* [WRITTEN TASK]
Retype each record below word for word. Leave the pictures out.
---------- DATASET EXCERPTS
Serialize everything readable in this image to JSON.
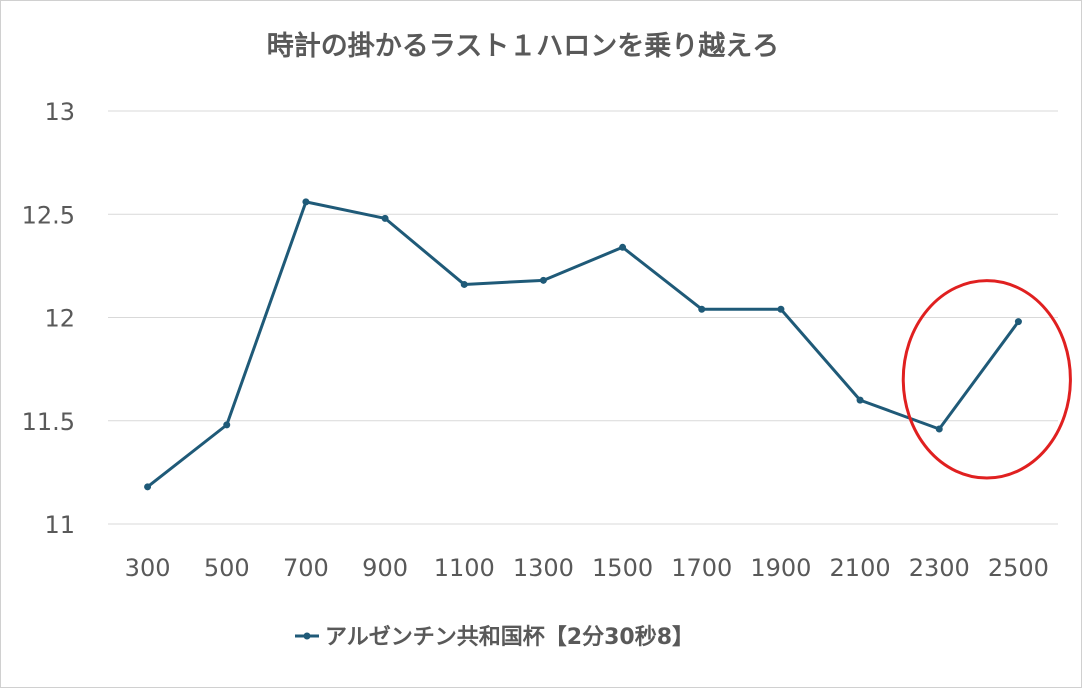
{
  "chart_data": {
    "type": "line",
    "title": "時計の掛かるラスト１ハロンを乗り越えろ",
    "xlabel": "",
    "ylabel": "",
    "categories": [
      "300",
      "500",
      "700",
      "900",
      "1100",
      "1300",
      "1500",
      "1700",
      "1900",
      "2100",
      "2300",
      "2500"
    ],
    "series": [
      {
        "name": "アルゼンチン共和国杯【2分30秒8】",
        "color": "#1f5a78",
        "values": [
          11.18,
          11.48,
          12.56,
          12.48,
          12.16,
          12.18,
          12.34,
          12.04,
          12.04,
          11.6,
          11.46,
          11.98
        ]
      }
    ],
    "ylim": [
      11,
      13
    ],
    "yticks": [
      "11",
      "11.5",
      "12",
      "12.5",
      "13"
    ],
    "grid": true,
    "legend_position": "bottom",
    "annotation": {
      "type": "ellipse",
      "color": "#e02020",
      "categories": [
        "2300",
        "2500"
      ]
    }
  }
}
--------------------
* [EXERCISE OUTPUT]
Serialize everything readable in this image to JSON.
{
  "chart_data": {
    "type": "line",
    "title": "時計の掛かるラスト１ハロンを乗り越えろ",
    "xlabel": "",
    "ylabel": "",
    "categories": [
      "300",
      "500",
      "700",
      "900",
      "1100",
      "1300",
      "1500",
      "1700",
      "1900",
      "2100",
      "2300",
      "2500"
    ],
    "series": [
      {
        "name": "アルゼンチン共和国杯【2分30秒8】",
        "color": "#1f5a78",
        "values": [
          11.18,
          11.48,
          12.56,
          12.48,
          12.16,
          12.18,
          12.34,
          12.04,
          12.04,
          11.6,
          11.46,
          11.98
        ]
      }
    ],
    "ylim": [
      11,
      13
    ],
    "yticks": [
      "11",
      "11.5",
      "12",
      "12.5",
      "13"
    ],
    "grid": true,
    "legend_position": "bottom",
    "annotation": {
      "type": "ellipse",
      "color": "#e02020",
      "categories": [
        "2300",
        "2500"
      ]
    }
  }
}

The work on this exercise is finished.